Directive: Determine how many lines hold "земляной" and give only that number.

-- Start Information supplied --

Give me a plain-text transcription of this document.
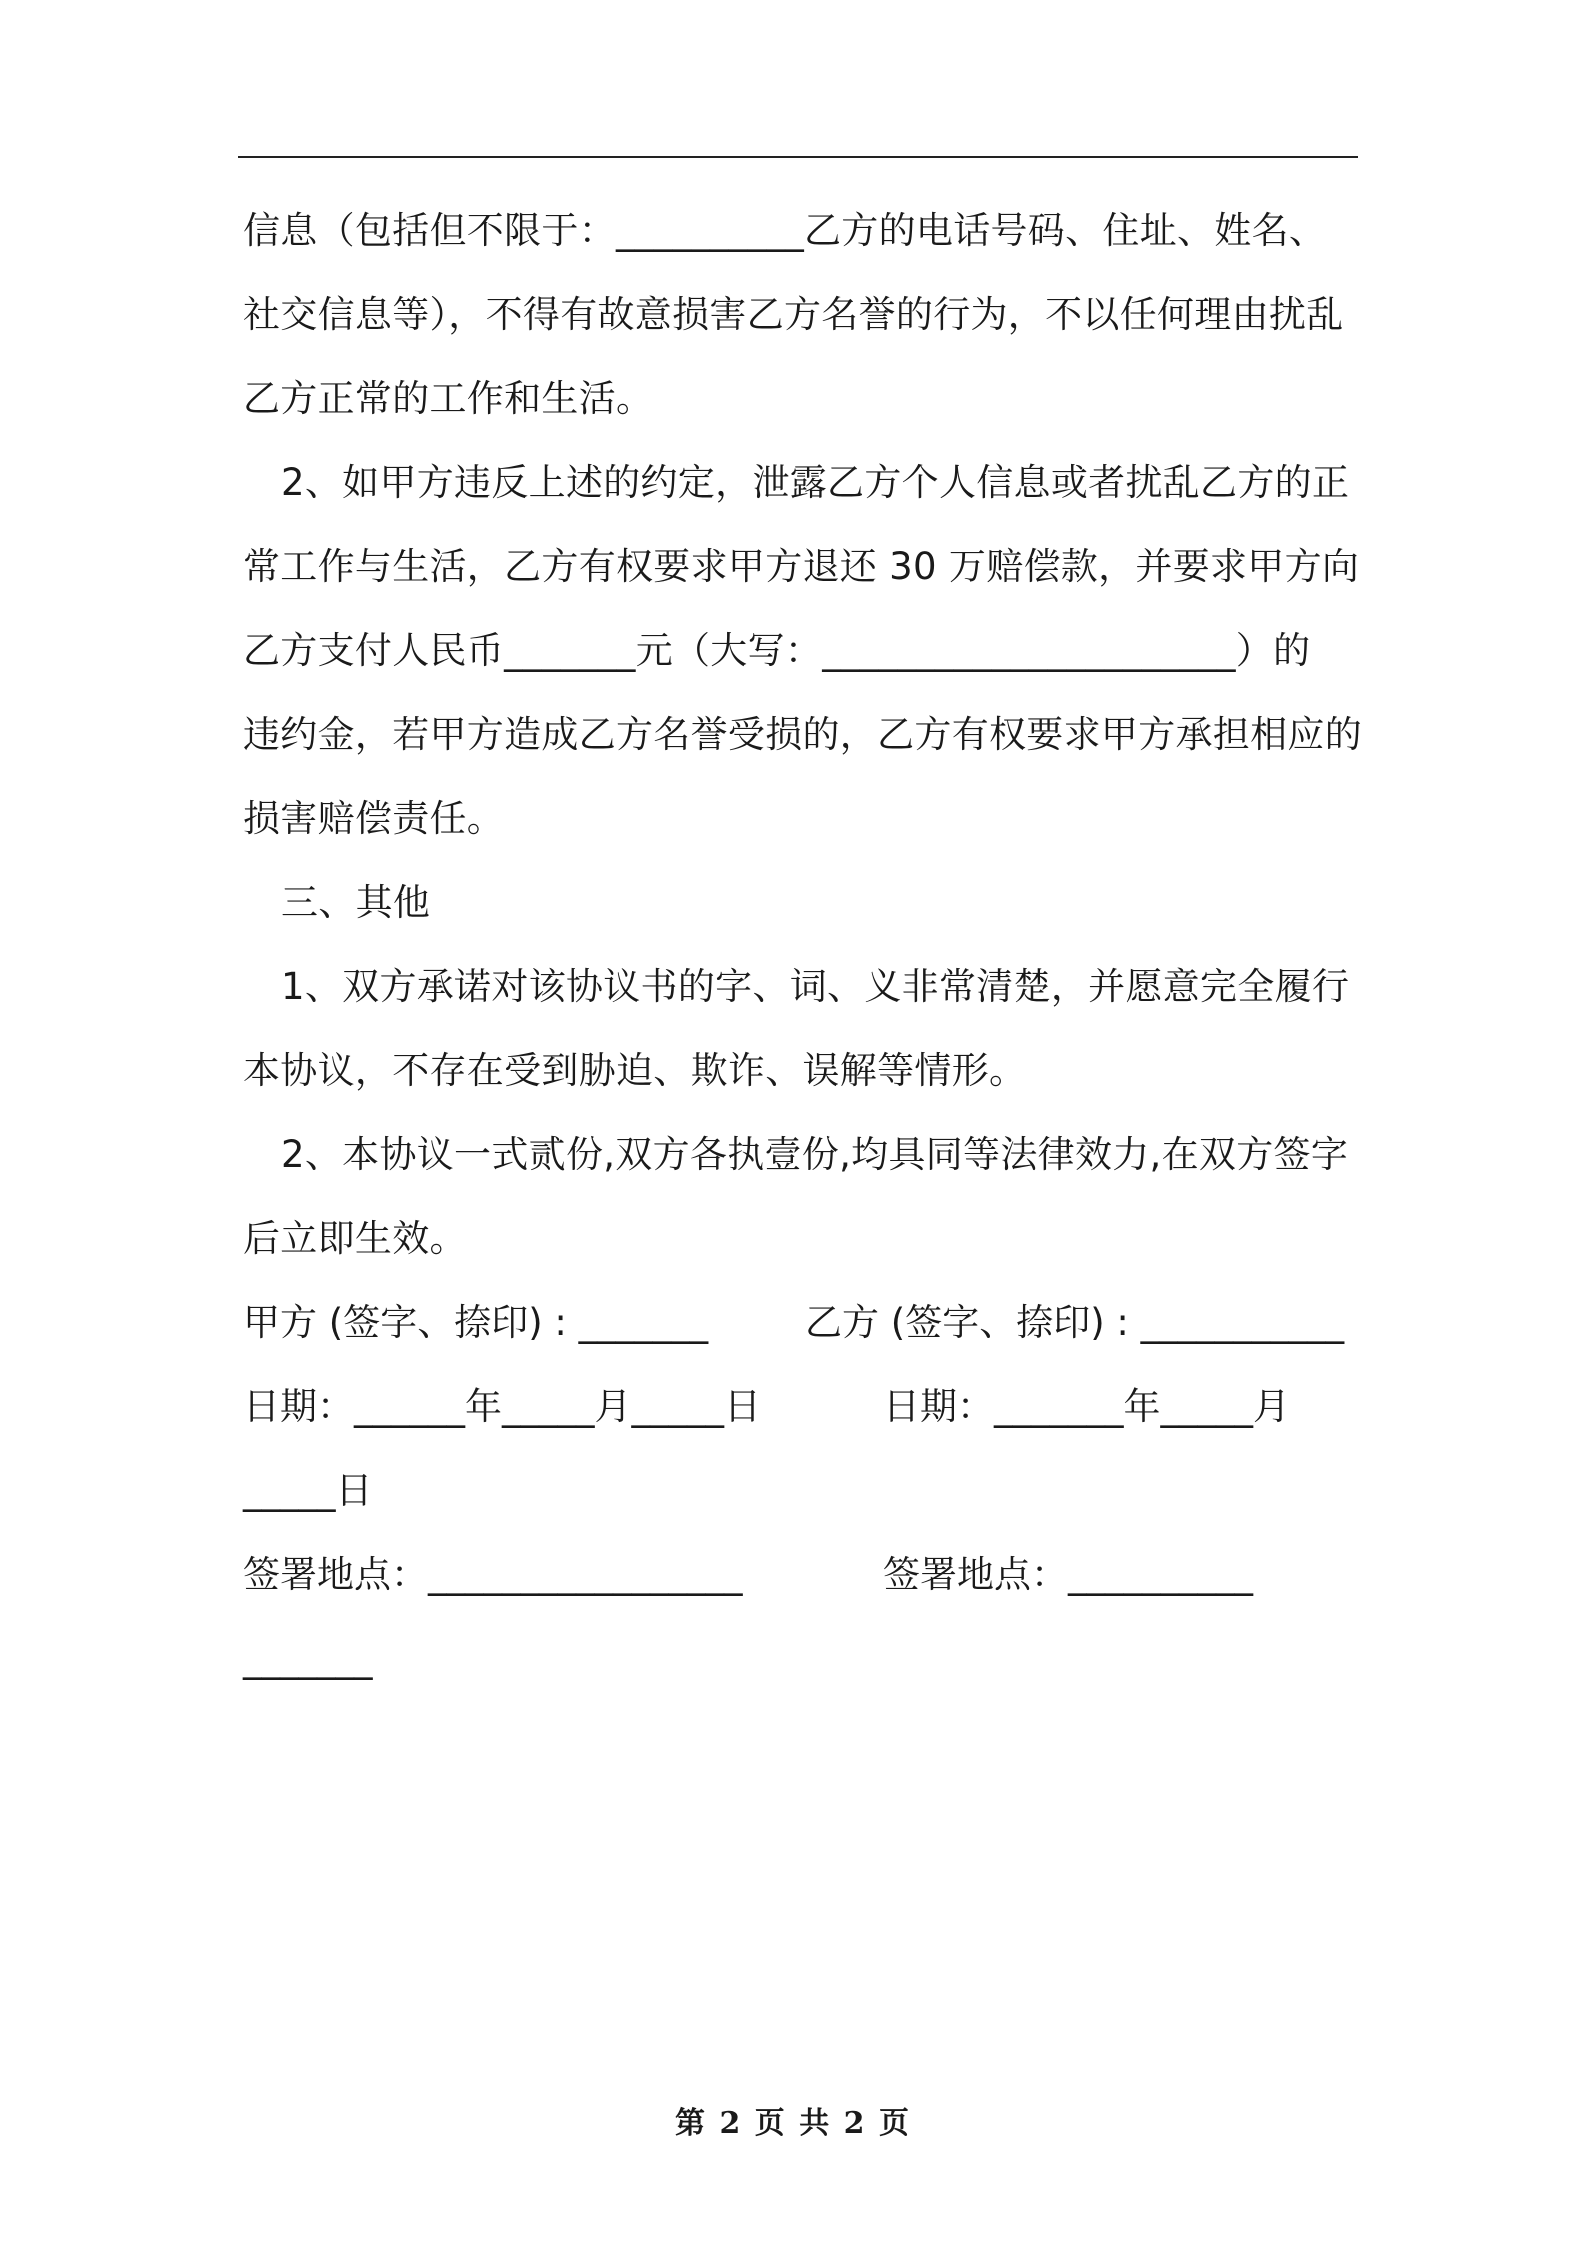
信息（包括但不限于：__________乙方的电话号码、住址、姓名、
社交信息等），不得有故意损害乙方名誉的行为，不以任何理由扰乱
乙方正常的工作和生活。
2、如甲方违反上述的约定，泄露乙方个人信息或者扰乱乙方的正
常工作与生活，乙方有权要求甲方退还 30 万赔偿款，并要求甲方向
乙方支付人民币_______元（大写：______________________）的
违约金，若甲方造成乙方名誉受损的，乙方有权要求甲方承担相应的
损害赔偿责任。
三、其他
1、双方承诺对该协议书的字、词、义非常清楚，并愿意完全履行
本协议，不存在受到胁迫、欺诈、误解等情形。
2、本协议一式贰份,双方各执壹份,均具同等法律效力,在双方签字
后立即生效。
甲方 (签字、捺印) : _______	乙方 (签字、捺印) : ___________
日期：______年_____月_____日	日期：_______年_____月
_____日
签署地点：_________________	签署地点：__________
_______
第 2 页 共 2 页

-- End Information supplied --
-- Start Information supplied --

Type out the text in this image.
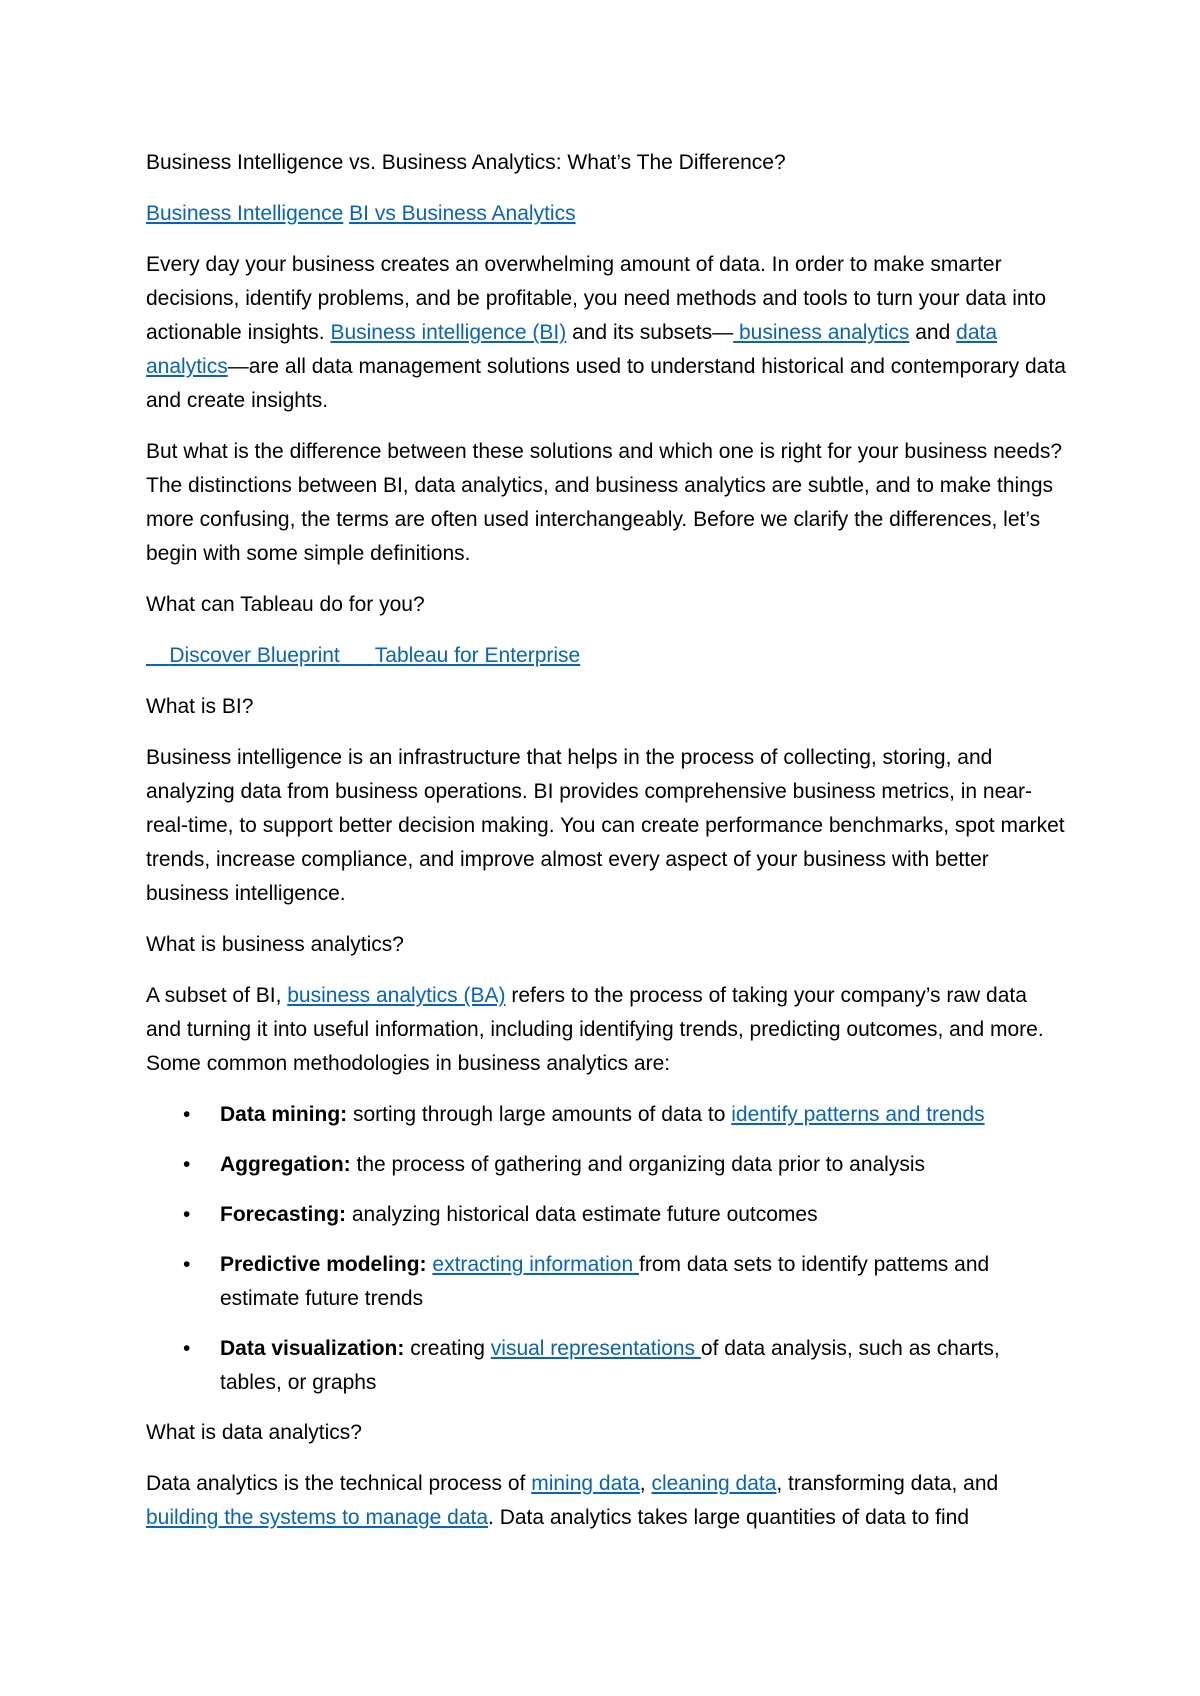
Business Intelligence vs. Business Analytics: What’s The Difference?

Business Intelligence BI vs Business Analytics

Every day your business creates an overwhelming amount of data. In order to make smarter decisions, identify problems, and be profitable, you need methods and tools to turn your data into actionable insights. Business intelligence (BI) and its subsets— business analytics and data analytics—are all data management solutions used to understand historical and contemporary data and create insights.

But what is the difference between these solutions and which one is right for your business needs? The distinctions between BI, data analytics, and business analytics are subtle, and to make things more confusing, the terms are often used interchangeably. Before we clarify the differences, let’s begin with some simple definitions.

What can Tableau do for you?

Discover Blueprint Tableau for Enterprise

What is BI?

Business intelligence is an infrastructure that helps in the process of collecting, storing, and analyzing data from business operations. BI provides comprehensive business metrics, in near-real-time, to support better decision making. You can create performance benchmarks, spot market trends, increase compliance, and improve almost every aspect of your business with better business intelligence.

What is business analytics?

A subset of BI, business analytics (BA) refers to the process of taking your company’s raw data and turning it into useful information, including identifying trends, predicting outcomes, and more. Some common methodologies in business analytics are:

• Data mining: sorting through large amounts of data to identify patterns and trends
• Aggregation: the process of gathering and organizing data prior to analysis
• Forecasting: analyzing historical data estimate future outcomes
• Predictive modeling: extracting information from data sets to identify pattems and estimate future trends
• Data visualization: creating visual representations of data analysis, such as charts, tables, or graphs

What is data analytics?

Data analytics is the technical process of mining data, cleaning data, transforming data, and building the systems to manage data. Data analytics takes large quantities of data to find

-- End Information supplied --
-- Start Information supplied --

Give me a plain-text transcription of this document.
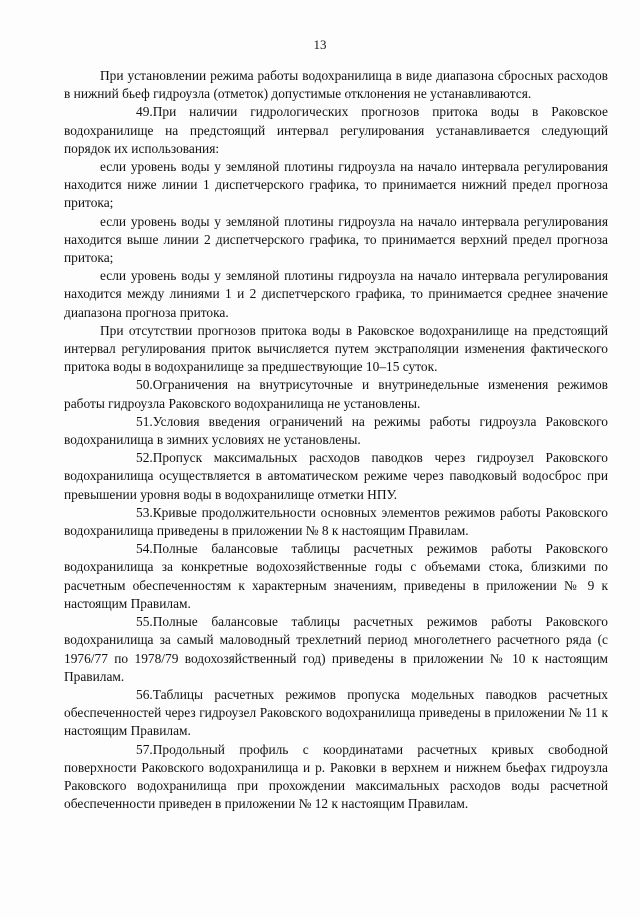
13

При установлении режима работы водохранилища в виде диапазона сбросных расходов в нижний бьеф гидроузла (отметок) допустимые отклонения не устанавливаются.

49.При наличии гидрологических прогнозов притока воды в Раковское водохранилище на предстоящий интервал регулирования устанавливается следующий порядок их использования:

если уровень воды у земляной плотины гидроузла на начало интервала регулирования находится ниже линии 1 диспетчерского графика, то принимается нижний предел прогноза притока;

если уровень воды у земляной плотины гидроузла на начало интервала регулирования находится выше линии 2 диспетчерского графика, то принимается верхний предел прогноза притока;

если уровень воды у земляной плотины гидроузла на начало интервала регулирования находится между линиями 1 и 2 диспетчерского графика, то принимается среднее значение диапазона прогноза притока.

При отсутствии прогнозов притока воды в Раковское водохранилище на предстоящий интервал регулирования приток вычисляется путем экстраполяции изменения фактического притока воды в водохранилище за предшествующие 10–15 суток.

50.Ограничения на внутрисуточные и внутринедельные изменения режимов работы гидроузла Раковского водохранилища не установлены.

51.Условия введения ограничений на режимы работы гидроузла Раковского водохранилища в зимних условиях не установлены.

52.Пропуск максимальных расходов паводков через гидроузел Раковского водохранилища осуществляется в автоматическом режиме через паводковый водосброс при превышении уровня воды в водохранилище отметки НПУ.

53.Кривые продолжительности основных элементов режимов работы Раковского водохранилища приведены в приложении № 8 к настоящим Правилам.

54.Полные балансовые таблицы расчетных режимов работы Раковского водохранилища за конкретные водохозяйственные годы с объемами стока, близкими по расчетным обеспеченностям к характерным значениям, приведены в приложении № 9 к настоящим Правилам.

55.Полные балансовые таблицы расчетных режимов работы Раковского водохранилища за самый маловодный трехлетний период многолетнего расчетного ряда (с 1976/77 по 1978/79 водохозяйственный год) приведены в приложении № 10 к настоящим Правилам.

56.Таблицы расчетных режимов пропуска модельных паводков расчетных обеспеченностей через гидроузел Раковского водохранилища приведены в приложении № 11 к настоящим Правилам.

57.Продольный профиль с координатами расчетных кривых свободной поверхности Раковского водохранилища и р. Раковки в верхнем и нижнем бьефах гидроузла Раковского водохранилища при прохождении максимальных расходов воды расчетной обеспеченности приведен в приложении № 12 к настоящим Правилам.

-- End Information supplied --

Solution below: 3